Find each line containing the string "Новосибирск" and return it.

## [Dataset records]
— start —
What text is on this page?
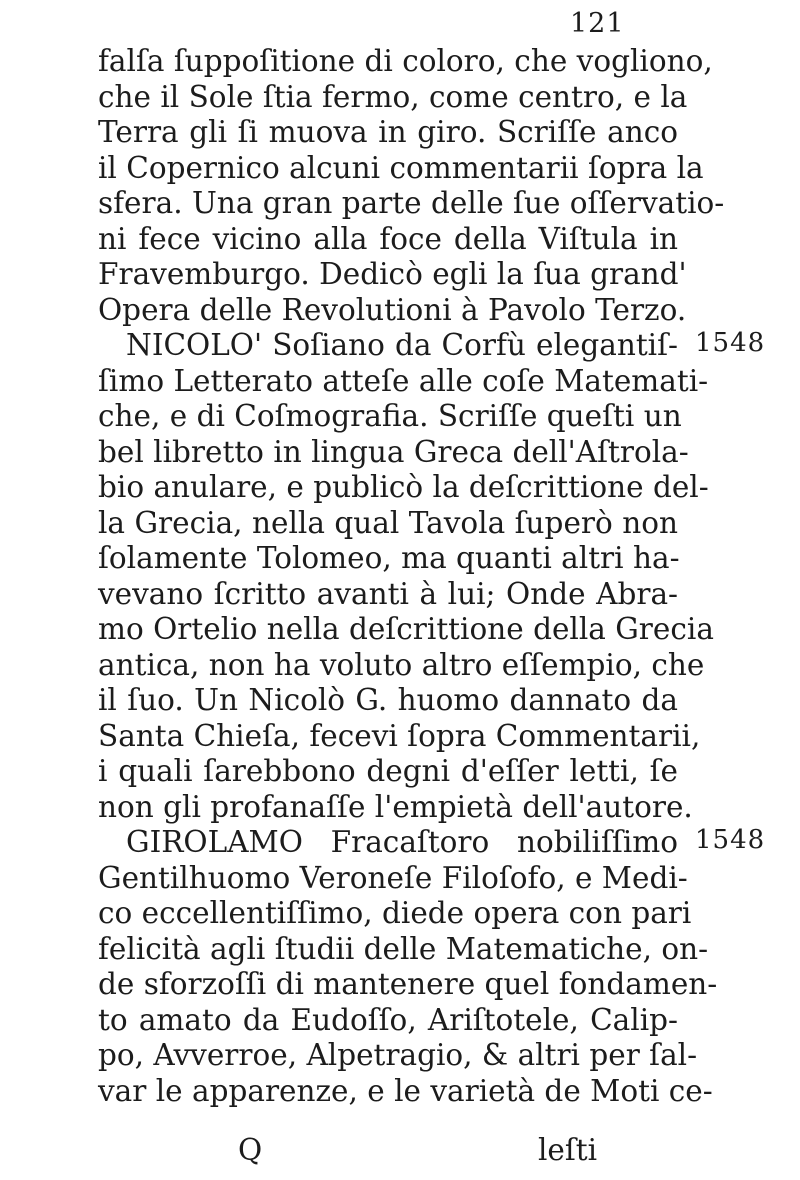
121
falſa ſuppoſitione di coloro, che vogliono,
che il Sole ſtia fermo, come centro, e la
Terra gli ſi muova in giro. Scriſſe anco
il Copernico alcuni commentarii ſopra la
sfera. Una gran parte delle ſue oſſervatio-
ni fece vicino alla foce della Viſtula in
Fravemburgo. Dedicò egli la ſua grand'
Opera delle Revolutioni à Pavolo Terzo.
NICOLO' Soſiano da Corfù elegantiſ-
ſimo Letterato atteſe alle coſe Matemati-
che, e di Coſmografia. Scriſſe queſti un
bel libretto in lingua Greca dell'Aſtrola-
bio anulare, e publicò la deſcrittione del-
la Grecia, nella qual Tavola ſuperò non
ſolamente Tolomeo, ma quanti altri ha-
vevano ſcritto avanti à lui; Onde Abra-
mo Ortelio nella deſcrittione della Grecia
antica, non ha voluto altro eſſempio, che
il ſuo. Un Nicolò G. huomo dannato da
Santa Chieſa, fecevi ſopra Commentarii,
i quali ſarebbono degni d'eſſer letti, ſe
non gli profanaſſe l'empietà dell'autore.
GIROLAMO Fracaſtoro nobiliſſimo
Gentilhuomo Veroneſe Filoſofo, e Medi-
co eccellentiſſimo, diede opera con pari
felicità agli ſtudii delle Matematiche, on-
de sforzoſſi di mantenere quel fondamen-
to amato da Eudoſſo, Ariſtotele, Calip-
po, Avverroe, Alpetragio, & altri per ſal-
var le apparenze, e le varietà de Moti ce-
1548
1548
Q	leſti
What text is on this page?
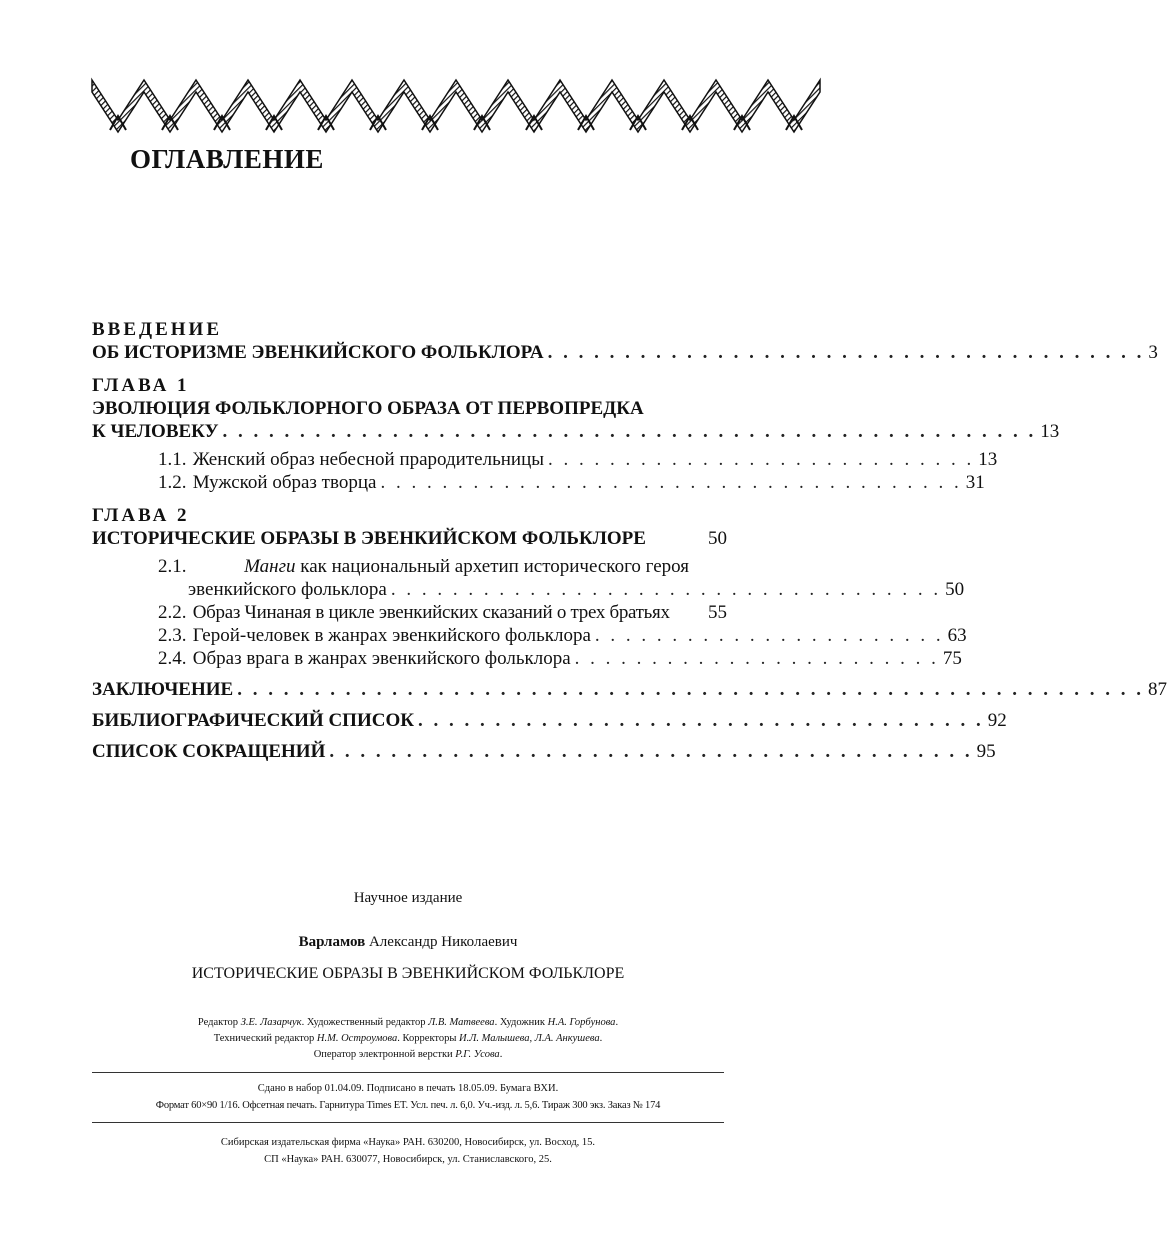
ОГЛАВЛЕНИЕ
ВВЕДЕНИЕ
ОБ ИСТОРИЗМЕ ЭВЕНКИЙСКОГО ФОЛЬКЛОРА . . . . . . . . . . . . . . . . . . . . . . . . . . . . . . . . . . . . . . . 3
ГЛАВА 1
ЭВОЛЮЦИЯ ФОЛЬКЛОРНОГО ОБРАЗА ОТ ПЕРВОПРЕДКА
К ЧЕЛОВЕКУ . . . . . . . . . . . . . . . . . . . . . . . . . . . . . . . . . . . . . . . . . . . . . . . . . . . . . 13
1.1. Женский образ небесной прародительницы . . . . . . . . . . . . . . . . . . . . . . . . . . . . 13
1.2. Мужской образ творца . . . . . . . . . . . . . . . . . . . . . . . . . . . . . . . . . . . . . . 31
ГЛАВА 2
ИСТОРИЧЕСКИЕ ОБРАЗЫ В ЭВЕНКИЙСКОМ ФОЛЬКЛОРЕ	50
2.1.	Манги как национальный архетип исторического героя
эвенкийского фольклора . . . . . . . . . . . . . . . . . . . . . . . . . . . . . . . . . . . . 50
2.2. Образ Чинаная в цикле эвенкийских сказаний о трех братьях	55
2.3. Герой-человек в жанрах эвенкийского фольклора . . . . . . . . . . . . . . . . . . . . . . . 63
2.4. Образ врага в жанрах эвенкийского фольклора . . . . . . . . . . . . . . . . . . . . . . . . 75
ЗАКЛЮЧЕНИЕ . . . . . . . . . . . . . . . . . . . . . . . . . . . . . . . . . . . . . . . . . . . . . . . . . . . . . . . . . . . 87
БИБЛИОГРАФИЧЕСКИЙ СПИСОК . . . . . . . . . . . . . . . . . . . . . . . . . . . . . . . . . . . . . 92
СПИСОК СОКРАЩЕНИЙ . . . . . . . . . . . . . . . . . . . . . . . . . . . . . . . . . . . . . . . . . . 95
Научное издание
Варламов Александр Николаевич
ИСТОРИЧЕСКИЕ ОБРАЗЫ В ЭВЕНКИЙСКОМ ФОЛЬКЛОРЕ
Редактор З.Е. Лазарчук. Художественный редактор Л.В. Матвеева. Художник Н.А. Горбунова.
Технический редактор Н.М. Остроумова. Корректоры И.Л. Малышева, Л.А. Анкушева.
Оператор электронной верстки Р.Г. Усова.
Сдано в набор 01.04.09. Подписано в печать 18.05.09. Бумага ВХИ.
Формат 60×90 1/16. Офсетная печать. Гарнитура Times ET. Усл. печ. л. 6,0. Уч.-изд. л. 5,6. Тираж 300 экз. Заказ № 174
Сибирская издательская фирма «Наука» РАН. 630200, Новосибирск, ул. Восход, 15.
СП «Наука» РАН. 630077, Новосибирск, ул. Станиславского, 25.
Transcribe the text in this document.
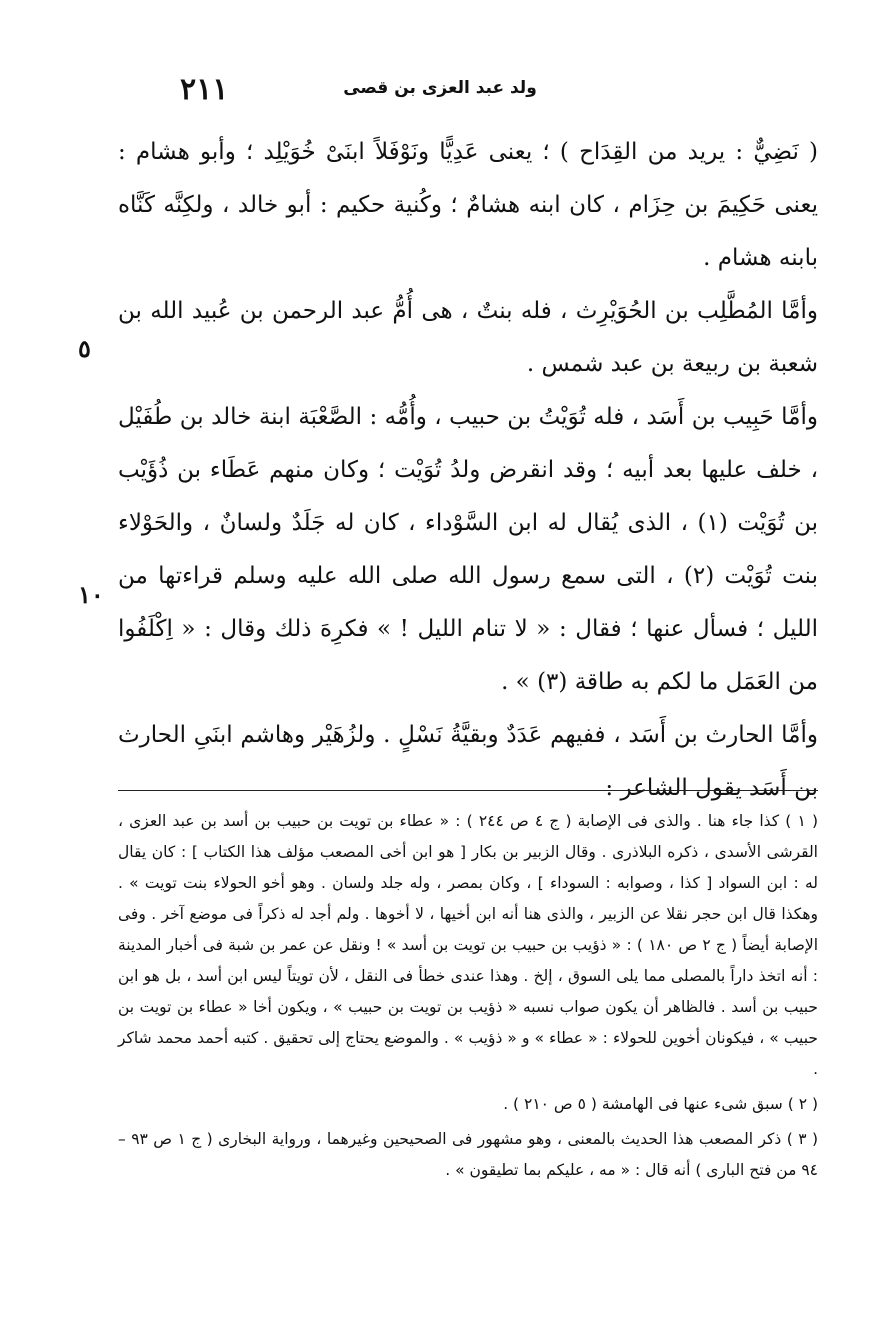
٢١١	ولد عبد العزى بن قصى

( نَضِيٌّ : يريد من القِدَاح ) ؛ يعنى عَدِيًّا ونَوْفَلاً ابنَىْ خُوَيْلِد ؛ وأبو هشام : يعنى حَكِيمَ بن حِزَام ، كان ابنه هشامٌ ؛ وكُنية حكيم : أبو خالد ، ولكِنَّه كَنَّاه بابنه هشام .

وأمَّا المُطَّلِب بن الحُوَيْرِث ، فله بنتٌ ، هى أُمُّ عبد الرحمن بن عُبيد الله بن شعبة بن ربيعة بن عبد شمس .

وأمَّا حَبِيب بن أَسَد ، فله تُوَيْتُ بن حبيب ، وأُمُّه : الصَّعْبَة ابنة خالد بن طُفَيْل ، خلف عليها بعد أبيه ؛ وقد انقرض ولدُ تُوَيْت ؛ وكان منهم عَطَاء بن ذُؤَيْب بن تُوَيْت (١) ، الذى يُقال له ابن السَّوْداء ، كان له جَلَدٌ ولسانٌ ، والحَوْلاء بنت تُوَيْت (٢) ، التى سمع رسول الله صلى الله عليه وسلم قراءتها من الليل ؛ فسأل عنها ؛ فقال : « لا تنام الليل ! » فكرِهَ ذلك وقال : « اِكْلَفُوا من العَمَل ما لكم به طاقة (٣) » .

وأمَّا الحارث بن أَسَد ، ففيهم عَدَدٌ وبقيَّةُ نَسْلٍ . ولزُهَيْر وهاشم ابنَىِ الحارث بن أَسَد يقول الشاعر :

٥
١٠

( ١ ) كذا جاء هنا . والذى فى الإصابة ( ج ٤ ص ٢٤٤ ) : « عطاء بن تويت بن حبيب بن أسد بن عبد العزى ، القرشى الأسدى ، ذكره البلاذرى . وقال الزبير بن بكار [ هو ابن أخى المصعب مؤلف هذا الكتاب ] : كان يقال له : ابن السواد [ كذا ، وصوابه : السوداء ] ، وكان بمصر ، وله جلد ولسان . وهو أخو الحولاء بنت تويت » . وهكذا قال ابن حجر نقلا عن الزبير ، والذى هنا أنه ابن أخيها ، لا أخوها . ولم أجد له ذكراً فى موضع آخر . وفى الإصابة أيضاً ( ج ٢ ص ١٨٠ ) : « ذؤيب بن حبيب بن تويت بن أسد » ! ونقل عن عمر بن شبة فى أخبار المدينة : أنه اتخذ داراً بالمصلى مما يلى السوق ، إلخ . وهذا عندى خطأ فى النقل ، لأن تويتاً ليس ابن أسد ، بل هو ابن حبيب بن أسد . فالظاهر أن يكون صواب نسبه « ذؤيب بن تويت بن حبيب » ، ويكون أخا « عطاء بن تويت بن حبيب » ، فيكونان أخوين للحولاء : « عطاء » و « ذؤيب » . والموضع يحتاج إلى تحقيق . كتبه أحمد محمد شاكر .

( ٢ ) سبق شىء عنها فى الهامشة ( ٥ ص ٢١٠ ) .

( ٣ ) ذكر المصعب هذا الحديث بالمعنى ، وهو مشهور فى الصحيحين وغيرهما ، ورواية البخارى ( ج ١ ص ٩٣ – ٩٤ من فتح البارى ) أنه قال : « مه ، عليكم بما تطيقون » .
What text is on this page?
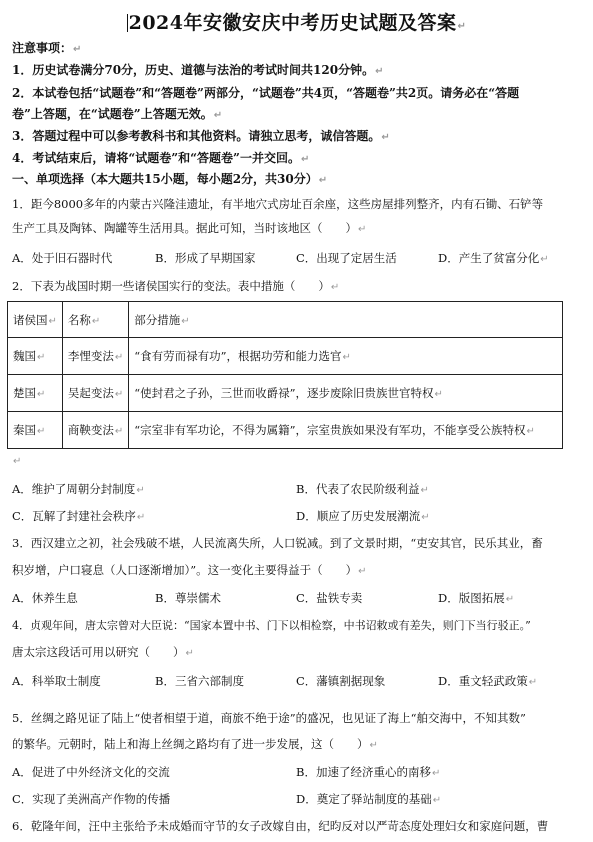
2024年安徽安庆中考历史试题及答案↵
注意事项：↵
1．历史试卷满分70分，历史、道德与法治的考试时间共120分钟。↵
2．本试卷包括“试题卷”和“答题卷”两部分，“试题卷”共4页，“答题卷”共2页。请务必在“答题
卷”上答题，在“试题卷”上答题无效。↵
3．答题过程中可以参考教科书和其他资料。请独立思考，诚信答题。↵
4．考试结束后，请将“试题卷”和“答题卷”一并交回。↵
一、单项选择（本大题共15小题，每小题2分，共30分）↵
1．距今8000多年的内蒙古兴隆洼遗址，有半地穴式房址百余座，这些房屋排列整齐，内有石锄、石铲等
生产工具及陶钵、陶罐等生活用具。据此可知，当时该地区（　　）↵
A．处于旧石器时代	B．形成了早期国家	C．出现了定居生活	D．产生了贫富分化↵
2．下表为战国时期一些诸侯国实行的变法。表中措施（　　）↵
诸侯国↵	名称↵	部分措施↵
魏国↵	李悝变法↵	“食有劳而禄有功”，根据功劳和能力选官↵
楚国↵	吴起变法↵	“使封君之子孙，三世而收爵禄”，逐步废除旧贵族世官特权↵
秦国↵	商鞅变法↵	“宗室非有军功论，不得为属籍”，宗室贵族如果没有军功，不能享受公族特权↵
↵
A．维护了周朝分封制度↵	B．代表了农民阶级利益↵
C．瓦解了封建社会秩序↵	D．顺应了历史发展潮流↵
3．西汉建立之初，社会残破不堪，人民流离失所，人口锐减。到了文景时期，“吏安其官，民乐其业，畜
积岁增，户口寝息（人口逐渐增加）”。这一变化主要得益于（　　）↵
A．休养生息	B．尊崇儒术	C．盐铁专卖	D．版图拓展↵
4．贞观年间，唐太宗曾对大臣说：“国家本置中书、门下以相检察，中书诏敕或有差失，则门下当行驳正。”
唐太宗这段话可用以研究（　　）↵
A．科举取士制度	B．三省六部制度	C．藩镇割据现象	D．重文轻武政策↵
5．丝绸之路见证了陆上“使者相望于道，商旅不绝于途”的盛况，也见证了海上“舶交海中，不知其数”
的繁华。元朝时，陆上和海上丝绸之路均有了进一步发展，这（　　）↵
A．促进了中外经济文化的交流	B．加速了经济重心的南移↵
C．实现了美洲高产作物的传播	D．奠定了驿站制度的基础↵
6．乾隆年间，汪中主张给予未成婚而守节的女子改嫁自由，纪昀反对以严苛态度处理妇女和家庭问题，曹
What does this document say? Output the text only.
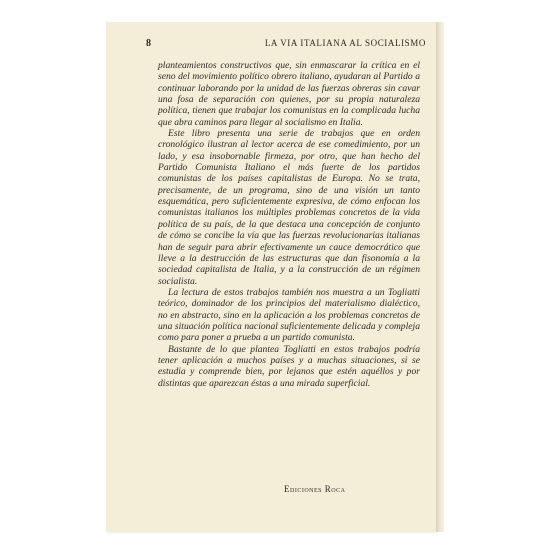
8	LA VIA ITALIANA AL SOCIALISMO

planteamientos constructivos que, sin enmascarar la crítica en el seno del movimiento político obrero italiano, ayudaran al Partido a continuar laborando por la unidad de las fuerzas obreras sin cavar una fosa de separación con quienes, por su propia naturaleza política, tienen que trabajar los comunistas en la complicada lucha que abra caminos para llegar al socialismo en Italia.

Este libro presenta una serie de trabajos que en orden cronológico ilustran al lector acerca de ese comedimiento, por un lado, y esa insobornable firmeza, por otro, que han hecho del Partido Comunista Italiano el más fuerte de los partidos comunistas de los países capitalistas de Europa. No se trata, precisamente, de un programa, sino de una visión un tanto esquemática, pero suficientemente expresiva, de cómo enfocan los comunistas italianos los múltiples problemas concretos de la vida política de su país, de la que destaca una concepción de conjunto de cómo se concibe la vía que las fuerzas revolucionarias italianas han de seguir para abrir efectivamente un cauce democrático que lleve a la destrucción de las estructuras que dan fisonomía a la sociedad capitalista de Italia, y a la construcción de un régimen socialista.

La lectura de estos trabajos también nos muestra a un Togliatti teórico, dominador de los principios del materialismo dialéctico, no en abstracto, sino en la aplicación a los problemas concretos de una situación política nacional suficientemente delicada y compleja como para poner a prueba a un partido comunista.

Bastante de lo que plantea Togliatti en estos trabajos podría tener aplicación a muchos países y a muchas situaciones, si se estudia y comprende bien, por lejanos que estén aquéllos y por distintas que aparezcan éstas a una mirada superficial.

Ediciones Roca
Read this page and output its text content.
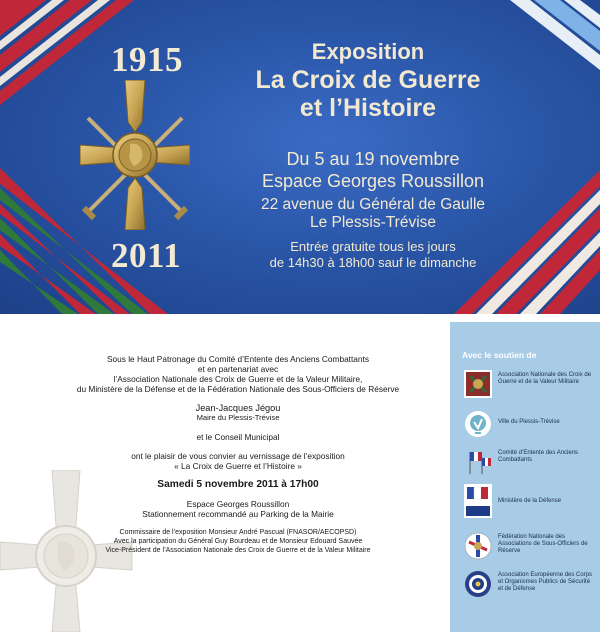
1915
2011
Exposition
La Croix de Guerre
et l’Histoire
Du 5 au 19 novembre
Espace Georges Roussillon
22 avenue du Général de Gaulle
Le Plessis-Trévise
Entrée gratuite tous les jours
de 14h30 à 18h00 sauf le dimanche
Sous le Haut Patronage du Comité d’Entente des Anciens Combattants
et en partenariat avec
l’Association Nationale des Croix de Guerre et de la Valeur Militaire,
du Ministère de la Défense et de la Fédération Nationale des Sous-Officiers de Réserve
Jean-Jacques Jégou
Maire du Plessis-Trévise
et le Conseil Municipal
ont le plaisir de vous convier au vernissage de l’exposition
« La Croix de Guerre et l’Histoire »
Samedi 5 novembre 2011 à 17h00
Espace Georges Roussillon
Stationnement recommandé au Parking de la Mairie
Commissaire de l’exposition Monsieur André Pascual (FNASOR/AECOPSD)
Avec la participation du Général Guy Bourdeau et de Monsieur Edouard Sauvée
Vice-Président de l’Association Nationale des Croix de Guerre et de la Valeur Militaire
Avec le soutien de
Association Nationale des Croix de Guerre et de la Valeur Militaire
Ville du Plessis-Trévise
Comité d’Entente des Anciens Combattants
Ministère de la Défense
Fédération Nationale des Associations de Sous-Officiers de Réserve
Association Européenne des Corps et Organismes Publics de Sécurité et de Défense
— end —
## [The solution]
Сибирская издательская фирма «Наука» РАН. 630200, Новосибирск, ул. Восход, 15.
СП «Наука» РАН. 630077, Новосибирск, ул. Станиславского, 25.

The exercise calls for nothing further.